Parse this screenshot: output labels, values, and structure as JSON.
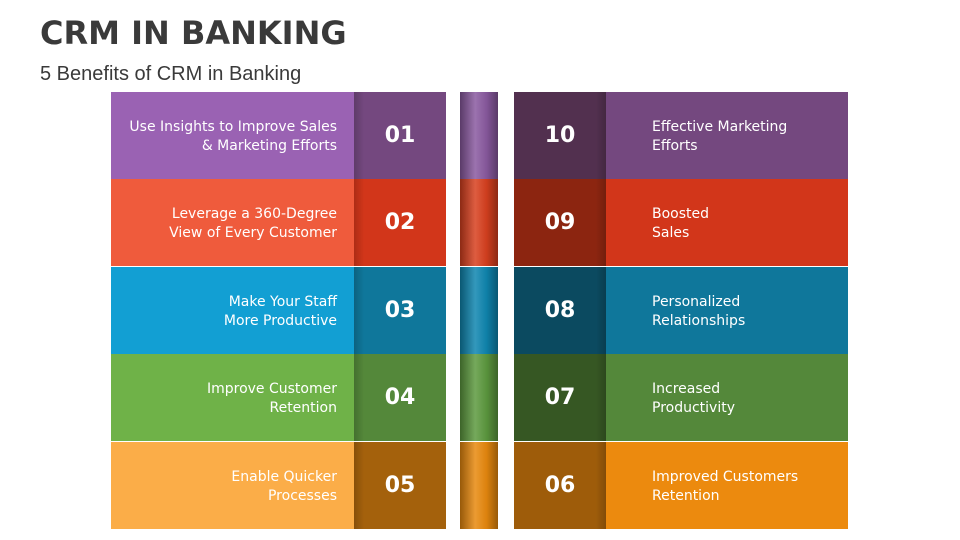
{
  "header": {
    "title": "CRM IN BANKING",
    "subtitle": "5 Benefits of CRM in Banking"
  },
  "left_items": [
    {
      "number": "01",
      "line1": "Use Insights to Improve Sales",
      "line2": "& Marketing Efforts",
      "color": "#9a62b3",
      "dark": "#74487f",
      "spine": "#8a5aa0"
    },
    {
      "number": "02",
      "line1": "Leverage a 360-Degree",
      "line2": "View of Every Customer",
      "color": "#ef5b3c",
      "dark": "#d2361a",
      "spine": "#d8401f"
    },
    {
      "number": "03",
      "line1": "Make Your Staff",
      "line2": "More Productive",
      "color": "#129fd3",
      "dark": "#0f779b",
      "spine": "#0f86b0"
    },
    {
      "number": "04",
      "line1": "Improve Customer",
      "line2": "Retention",
      "color": "#6fb248",
      "dark": "#54883a",
      "spine": "#5d9a3f"
    },
    {
      "number": "05",
      "line1": "Enable Quicker",
      "line2": "Processes",
      "color": "#fbad48",
      "dark": "#a4610c",
      "spine": "#e8890e"
    }
  ],
  "right_items": [
    {
      "number": "10",
      "line1": "Effective Marketing",
      "line2": "Efforts",
      "color": "#74487f",
      "dark": "#52304f"
    },
    {
      "number": "09",
      "line1": "Boosted",
      "line2": "Sales",
      "color": "#d2361a",
      "dark": "#8c2510"
    },
    {
      "number": "08",
      "line1": "Personalized",
      "line2": "Relationships",
      "color": "#0f779b",
      "dark": "#0b4a60"
    },
    {
      "number": "07",
      "line1": "Increased",
      "line2": "Productivity",
      "color": "#54883a",
      "dark": "#365723"
    },
    {
      "number": "06",
      "line1": "Improved Customers",
      "line2": "Retention",
      "color": "#ec8a0e",
      "dark": "#9e5c0a"
    }
  ]
}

# STATED PROBLEM
Reproduce every entry word for word, but omit the pictures.

# ANSWER FOR THE TASK
Parse this screenshot: output labels, values, and structure as JSON.
{
  "header": {
    "title": "CRM IN BANKING",
    "subtitle": "5 Benefits of CRM in Banking"
  },
  "left_items": [
    {
      "number": "01",
      "line1": "Use Insights to Improve Sales",
      "line2": "& Marketing Efforts",
      "color": "#9a62b3",
      "dark": "#74487f",
      "spine": "#8a5aa0"
    },
    {
      "number": "02",
      "line1": "Leverage a 360-Degree",
      "line2": "View of Every Customer",
      "color": "#ef5b3c",
      "dark": "#d2361a",
      "spine": "#d8401f"
    },
    {
      "number": "03",
      "line1": "Make Your Staff",
      "line2": "More Productive",
      "color": "#129fd3",
      "dark": "#0f779b",
      "spine": "#0f86b0"
    },
    {
      "number": "04",
      "line1": "Improve Customer",
      "line2": "Retention",
      "color": "#6fb248",
      "dark": "#54883a",
      "spine": "#5d9a3f"
    },
    {
      "number": "05",
      "line1": "Enable Quicker",
      "line2": "Processes",
      "color": "#fbad48",
      "dark": "#a4610c",
      "spine": "#e8890e"
    }
  ],
  "right_items": [
    {
      "number": "10",
      "line1": "Effective Marketing",
      "line2": "Efforts",
      "color": "#74487f",
      "dark": "#52304f"
    },
    {
      "number": "09",
      "line1": "Boosted",
      "line2": "Sales",
      "color": "#d2361a",
      "dark": "#8c2510"
    },
    {
      "number": "08",
      "line1": "Personalized",
      "line2": "Relationships",
      "color": "#0f779b",
      "dark": "#0b4a60"
    },
    {
      "number": "07",
      "line1": "Increased",
      "line2": "Productivity",
      "color": "#54883a",
      "dark": "#365723"
    },
    {
      "number": "06",
      "line1": "Improved Customers",
      "line2": "Retention",
      "color": "#ec8a0e",
      "dark": "#9e5c0a"
    }
  ]
}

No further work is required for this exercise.